---------- Supplied records
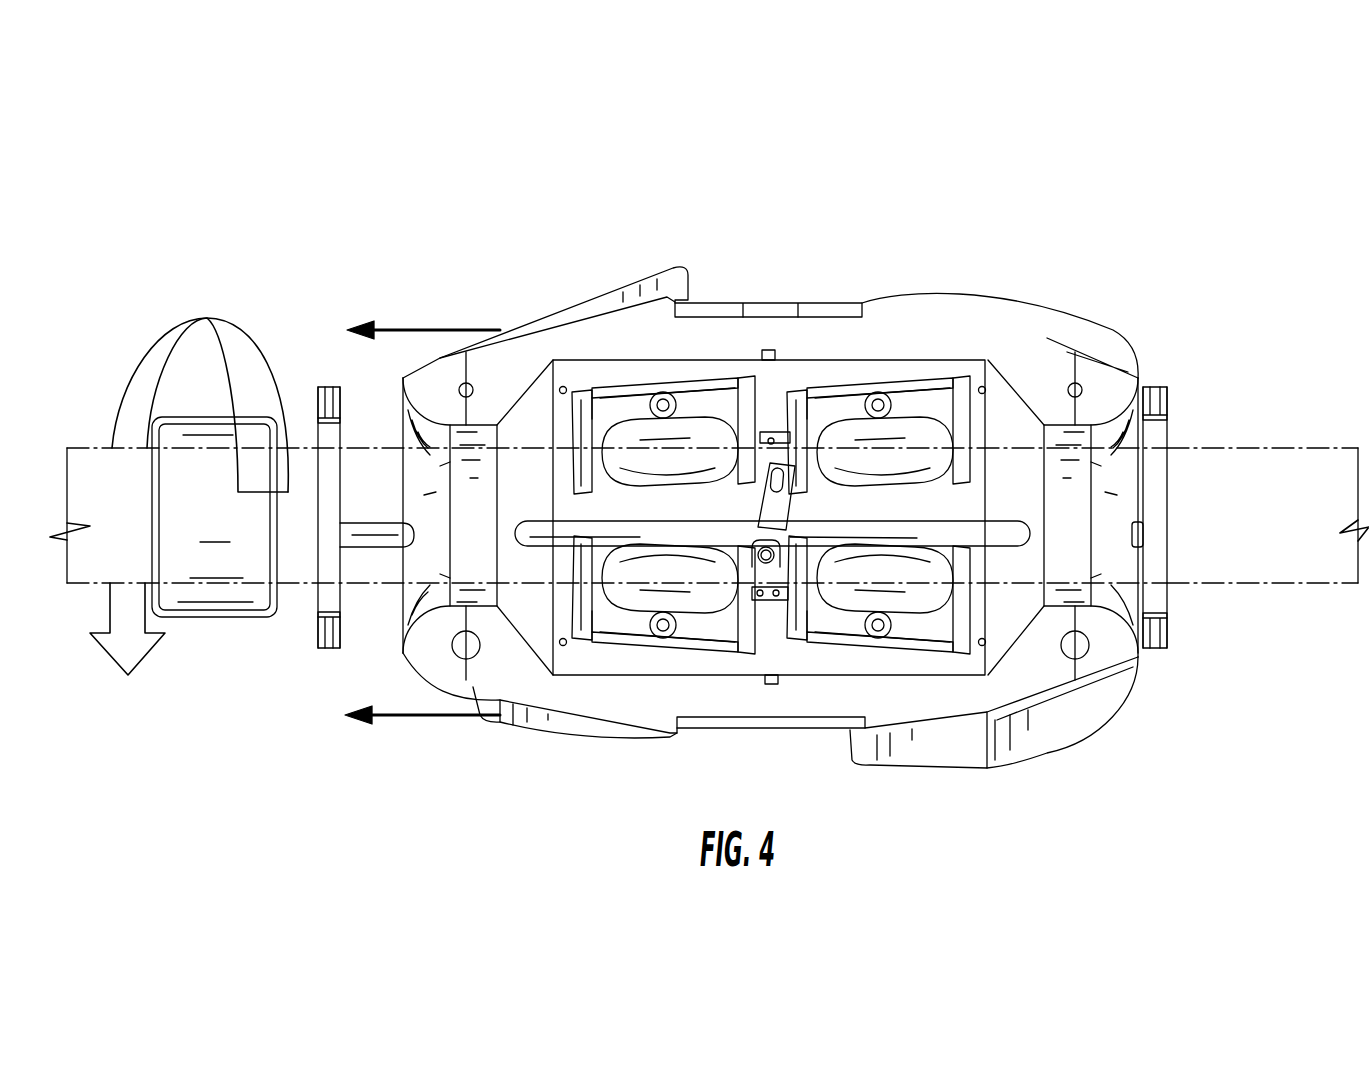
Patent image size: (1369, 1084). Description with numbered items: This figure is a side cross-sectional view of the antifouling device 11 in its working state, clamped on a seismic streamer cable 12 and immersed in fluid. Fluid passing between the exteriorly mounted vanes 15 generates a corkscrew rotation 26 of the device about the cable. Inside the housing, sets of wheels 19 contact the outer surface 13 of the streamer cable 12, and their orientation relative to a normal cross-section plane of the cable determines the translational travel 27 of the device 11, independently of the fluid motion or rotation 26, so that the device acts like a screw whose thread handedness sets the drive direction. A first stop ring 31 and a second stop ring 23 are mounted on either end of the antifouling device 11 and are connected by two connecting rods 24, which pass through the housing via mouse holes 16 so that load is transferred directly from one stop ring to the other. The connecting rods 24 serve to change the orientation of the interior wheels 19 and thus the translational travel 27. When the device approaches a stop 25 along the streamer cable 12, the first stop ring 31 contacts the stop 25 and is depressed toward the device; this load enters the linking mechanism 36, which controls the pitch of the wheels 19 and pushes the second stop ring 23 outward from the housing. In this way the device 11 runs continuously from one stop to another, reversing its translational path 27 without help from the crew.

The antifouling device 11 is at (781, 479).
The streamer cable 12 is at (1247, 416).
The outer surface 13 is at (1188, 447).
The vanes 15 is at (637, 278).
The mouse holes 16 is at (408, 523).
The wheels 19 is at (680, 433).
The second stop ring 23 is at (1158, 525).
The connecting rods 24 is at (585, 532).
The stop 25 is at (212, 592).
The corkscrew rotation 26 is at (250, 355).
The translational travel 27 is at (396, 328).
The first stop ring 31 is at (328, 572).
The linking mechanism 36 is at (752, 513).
--------------------
---------- Supplied records
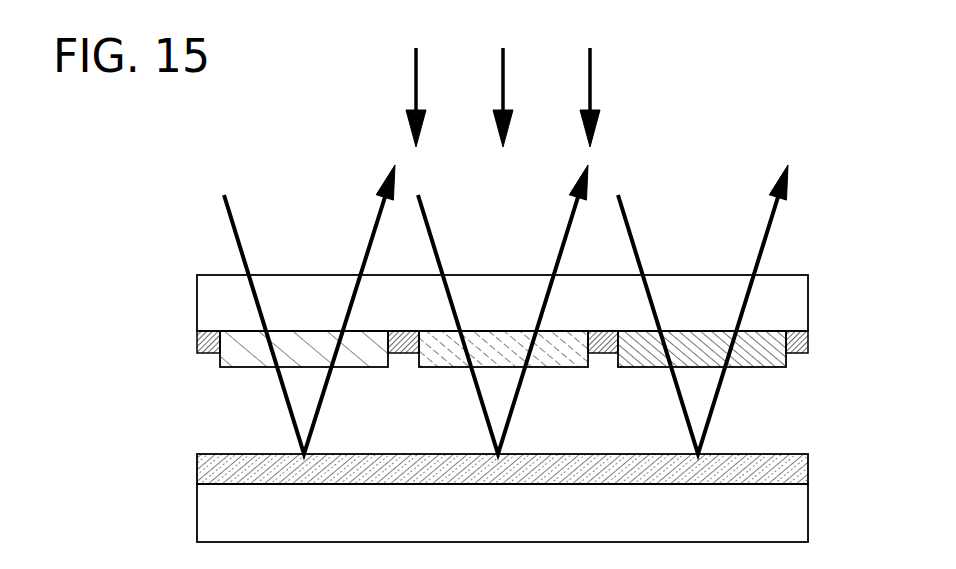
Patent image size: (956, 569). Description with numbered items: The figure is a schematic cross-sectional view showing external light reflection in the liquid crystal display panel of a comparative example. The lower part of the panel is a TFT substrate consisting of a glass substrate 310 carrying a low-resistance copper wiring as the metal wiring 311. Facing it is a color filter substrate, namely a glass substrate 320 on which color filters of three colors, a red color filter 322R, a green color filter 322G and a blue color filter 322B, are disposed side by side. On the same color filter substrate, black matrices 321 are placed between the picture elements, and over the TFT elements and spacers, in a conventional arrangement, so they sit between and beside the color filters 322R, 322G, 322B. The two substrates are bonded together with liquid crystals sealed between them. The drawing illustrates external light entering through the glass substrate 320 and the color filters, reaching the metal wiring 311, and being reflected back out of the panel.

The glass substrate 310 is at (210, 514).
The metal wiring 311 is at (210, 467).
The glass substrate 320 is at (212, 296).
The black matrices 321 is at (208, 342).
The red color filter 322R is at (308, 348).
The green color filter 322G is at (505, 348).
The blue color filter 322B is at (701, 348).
--------------------
---------- Supplied records
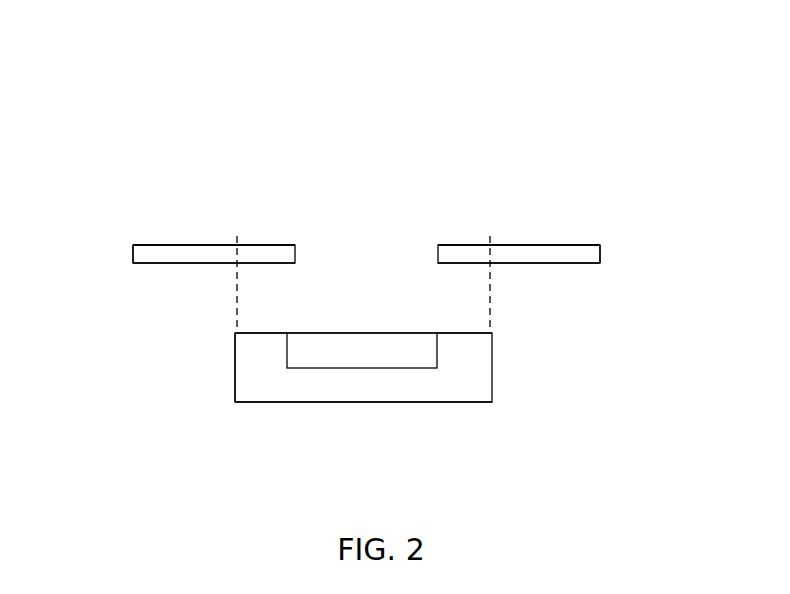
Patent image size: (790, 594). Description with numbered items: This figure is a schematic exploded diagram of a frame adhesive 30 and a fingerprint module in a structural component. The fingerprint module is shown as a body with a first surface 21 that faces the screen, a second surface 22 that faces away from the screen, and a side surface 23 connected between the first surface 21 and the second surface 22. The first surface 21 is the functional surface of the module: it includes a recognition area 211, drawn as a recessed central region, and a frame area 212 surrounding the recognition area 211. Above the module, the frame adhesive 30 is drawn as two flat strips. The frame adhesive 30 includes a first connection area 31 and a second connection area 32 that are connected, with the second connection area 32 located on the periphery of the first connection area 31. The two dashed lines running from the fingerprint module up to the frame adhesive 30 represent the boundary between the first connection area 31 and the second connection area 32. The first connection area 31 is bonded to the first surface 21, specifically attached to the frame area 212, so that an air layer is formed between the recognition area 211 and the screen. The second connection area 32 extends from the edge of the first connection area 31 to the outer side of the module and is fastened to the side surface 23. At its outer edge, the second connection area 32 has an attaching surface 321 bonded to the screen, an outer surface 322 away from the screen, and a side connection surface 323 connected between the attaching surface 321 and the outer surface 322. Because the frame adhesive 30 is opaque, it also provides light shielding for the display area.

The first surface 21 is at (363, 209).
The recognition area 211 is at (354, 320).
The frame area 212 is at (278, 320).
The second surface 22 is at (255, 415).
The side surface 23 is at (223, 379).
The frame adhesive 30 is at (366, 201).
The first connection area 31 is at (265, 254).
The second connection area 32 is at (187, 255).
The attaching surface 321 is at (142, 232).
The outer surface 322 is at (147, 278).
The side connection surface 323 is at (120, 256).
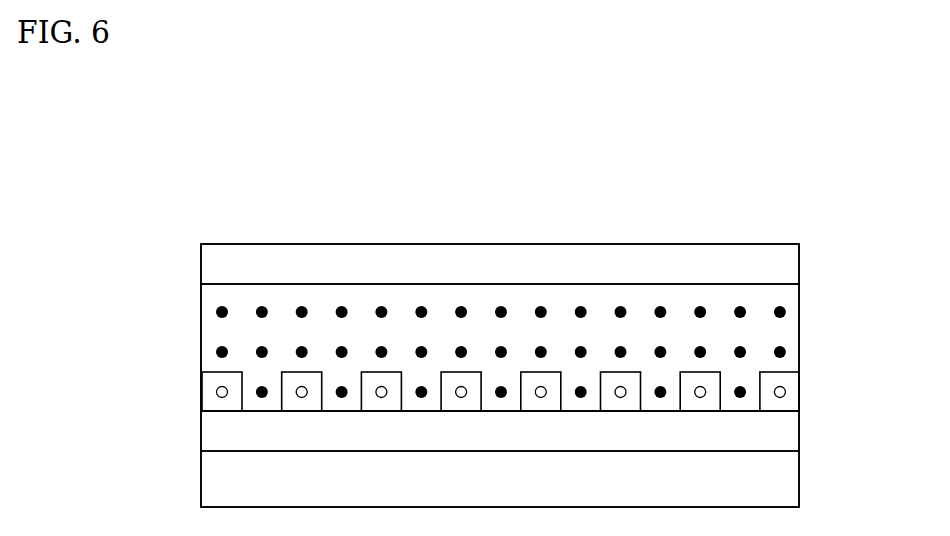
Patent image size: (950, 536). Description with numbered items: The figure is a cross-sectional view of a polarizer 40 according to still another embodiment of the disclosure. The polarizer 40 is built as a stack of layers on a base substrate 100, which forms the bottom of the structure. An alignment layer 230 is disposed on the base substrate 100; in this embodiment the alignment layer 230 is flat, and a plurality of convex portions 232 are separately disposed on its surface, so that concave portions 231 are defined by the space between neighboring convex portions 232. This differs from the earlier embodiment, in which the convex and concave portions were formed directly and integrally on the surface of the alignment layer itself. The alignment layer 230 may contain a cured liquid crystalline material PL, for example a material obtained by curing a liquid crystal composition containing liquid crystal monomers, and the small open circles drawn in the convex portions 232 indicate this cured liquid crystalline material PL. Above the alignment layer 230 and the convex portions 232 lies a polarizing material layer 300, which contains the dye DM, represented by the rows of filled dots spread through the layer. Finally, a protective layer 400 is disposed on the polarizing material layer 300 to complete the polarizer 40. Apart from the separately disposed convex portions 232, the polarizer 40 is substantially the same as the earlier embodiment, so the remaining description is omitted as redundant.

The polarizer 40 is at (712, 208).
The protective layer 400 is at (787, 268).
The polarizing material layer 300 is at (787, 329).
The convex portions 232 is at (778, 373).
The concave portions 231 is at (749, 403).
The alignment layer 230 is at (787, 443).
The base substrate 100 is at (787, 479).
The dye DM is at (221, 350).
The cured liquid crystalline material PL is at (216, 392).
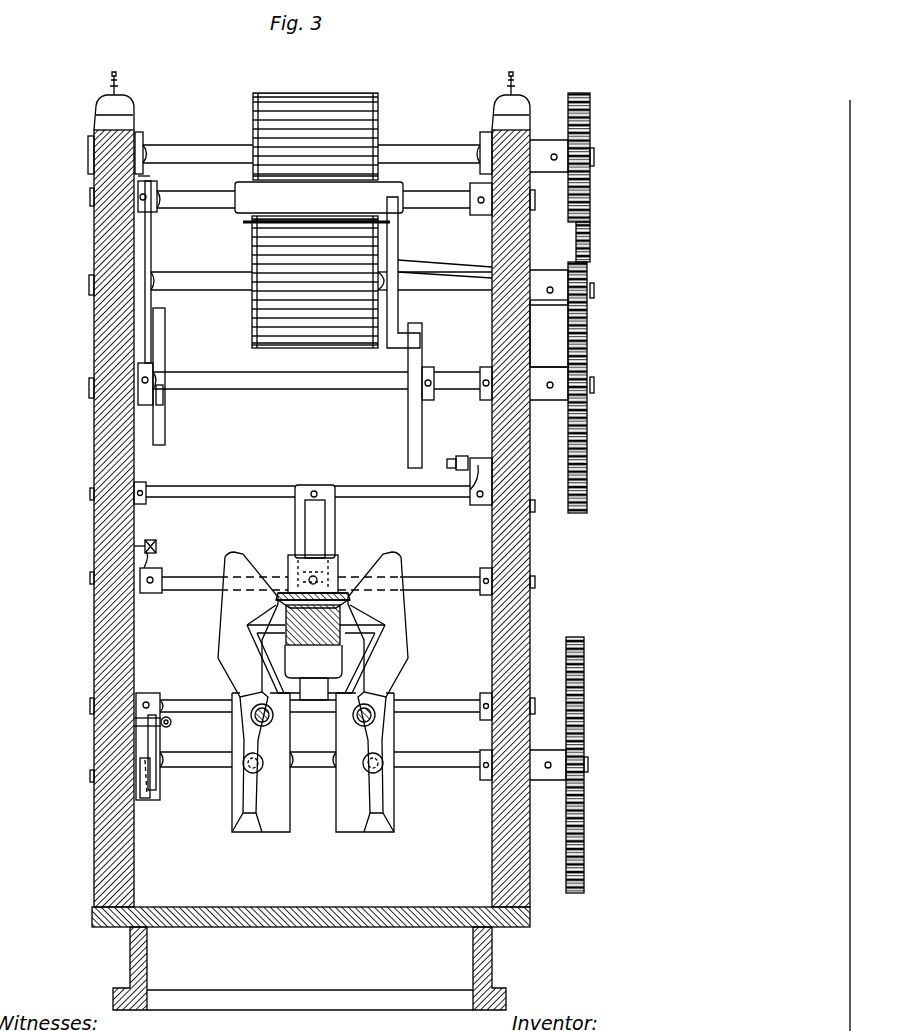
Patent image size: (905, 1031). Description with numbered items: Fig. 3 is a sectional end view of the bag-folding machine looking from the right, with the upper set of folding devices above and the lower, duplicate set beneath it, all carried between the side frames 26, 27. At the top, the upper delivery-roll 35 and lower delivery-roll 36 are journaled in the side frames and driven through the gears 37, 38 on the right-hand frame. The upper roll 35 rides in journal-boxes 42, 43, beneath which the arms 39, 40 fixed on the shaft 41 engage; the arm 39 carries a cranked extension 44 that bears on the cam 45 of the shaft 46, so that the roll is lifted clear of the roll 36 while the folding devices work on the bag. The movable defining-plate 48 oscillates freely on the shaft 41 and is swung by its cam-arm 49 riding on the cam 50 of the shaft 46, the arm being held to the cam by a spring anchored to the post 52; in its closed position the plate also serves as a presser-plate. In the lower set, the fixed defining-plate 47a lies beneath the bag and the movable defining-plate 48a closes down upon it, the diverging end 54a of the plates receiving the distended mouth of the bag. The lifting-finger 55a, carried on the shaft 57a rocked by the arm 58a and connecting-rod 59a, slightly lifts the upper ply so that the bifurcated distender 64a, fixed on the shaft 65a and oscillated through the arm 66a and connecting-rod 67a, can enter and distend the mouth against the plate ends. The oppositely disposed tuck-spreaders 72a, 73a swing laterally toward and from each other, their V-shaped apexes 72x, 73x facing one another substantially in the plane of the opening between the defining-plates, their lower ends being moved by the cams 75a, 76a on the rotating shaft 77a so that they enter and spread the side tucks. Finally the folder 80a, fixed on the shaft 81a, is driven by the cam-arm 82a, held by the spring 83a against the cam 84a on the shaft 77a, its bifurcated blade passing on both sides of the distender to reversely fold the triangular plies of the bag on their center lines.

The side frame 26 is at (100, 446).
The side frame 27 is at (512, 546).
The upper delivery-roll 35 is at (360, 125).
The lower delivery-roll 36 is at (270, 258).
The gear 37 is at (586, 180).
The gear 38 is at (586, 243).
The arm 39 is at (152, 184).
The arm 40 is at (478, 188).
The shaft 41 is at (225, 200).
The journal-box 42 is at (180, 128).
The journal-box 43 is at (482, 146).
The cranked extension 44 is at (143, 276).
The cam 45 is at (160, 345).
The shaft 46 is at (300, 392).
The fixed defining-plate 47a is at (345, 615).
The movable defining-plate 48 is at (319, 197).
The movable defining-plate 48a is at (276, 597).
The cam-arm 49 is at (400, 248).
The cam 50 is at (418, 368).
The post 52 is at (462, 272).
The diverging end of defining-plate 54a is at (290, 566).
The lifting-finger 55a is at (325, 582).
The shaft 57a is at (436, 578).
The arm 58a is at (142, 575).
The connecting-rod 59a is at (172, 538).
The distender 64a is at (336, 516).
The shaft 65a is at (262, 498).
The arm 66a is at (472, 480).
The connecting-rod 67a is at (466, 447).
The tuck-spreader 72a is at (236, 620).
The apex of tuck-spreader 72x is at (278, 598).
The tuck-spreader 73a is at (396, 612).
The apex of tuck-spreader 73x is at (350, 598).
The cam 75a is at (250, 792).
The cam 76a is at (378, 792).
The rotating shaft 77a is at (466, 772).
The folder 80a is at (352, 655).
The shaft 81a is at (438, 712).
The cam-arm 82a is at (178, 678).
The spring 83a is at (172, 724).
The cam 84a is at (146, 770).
--------------------
Print, word for word, the lines of the listing above from the line with "Patent image size: (790, 594)." up to and including the line with "The frame adhesive 30 is at (366, 201).".

Correct response -
Patent image size: (790, 594). Description with numbered items: This figure is a schematic exploded diagram of a frame adhesive 30 and a fingerprint module in a structural component. The fingerprint module is shown as a body with a first surface 21 that faces the screen, a second surface 22 that faces away from the screen, and a side surface 23 connected between the first surface 21 and the second surface 22. The first surface 21 is the functional surface of the module: it includes a recognition area 211, drawn as a recessed central region, and a frame area 212 surrounding the recognition area 211. Above the module, the frame adhesive 30 is drawn as two flat strips. The frame adhesive 30 includes a first connection area 31 and a second connection area 32 that are connected, with the second connection area 32 located on the periphery of the first connection area 31. The two dashed lines running from the fingerprint module up to the frame adhesive 30 represent the boundary between the first connection area 31 and the second connection area 32. The first connection area 31 is bonded to the first surface 21, specifically attached to the frame area 212, so that an air layer is formed between the recognition area 211 and the screen. The second connection area 32 extends from the edge of the first connection area 31 to the outer side of the module and is fastened to the side surface 23. At its outer edge, the second connection area 32 has an attaching surface 321 bonded to the screen, an outer surface 322 away from the screen, and a side connection surface 323 connected between the attaching surface 321 and the outer surface 322. Because the frame adhesive 30 is opaque, it also provides light shielding for the display area.

The first surface 21 is at (363, 209).
The recognition area 211 is at (354, 320).
The frame area 212 is at (278, 320).
The second surface 22 is at (255, 415).
The side surface 23 is at (223, 379).
The frame adhesive 30 is at (366, 201).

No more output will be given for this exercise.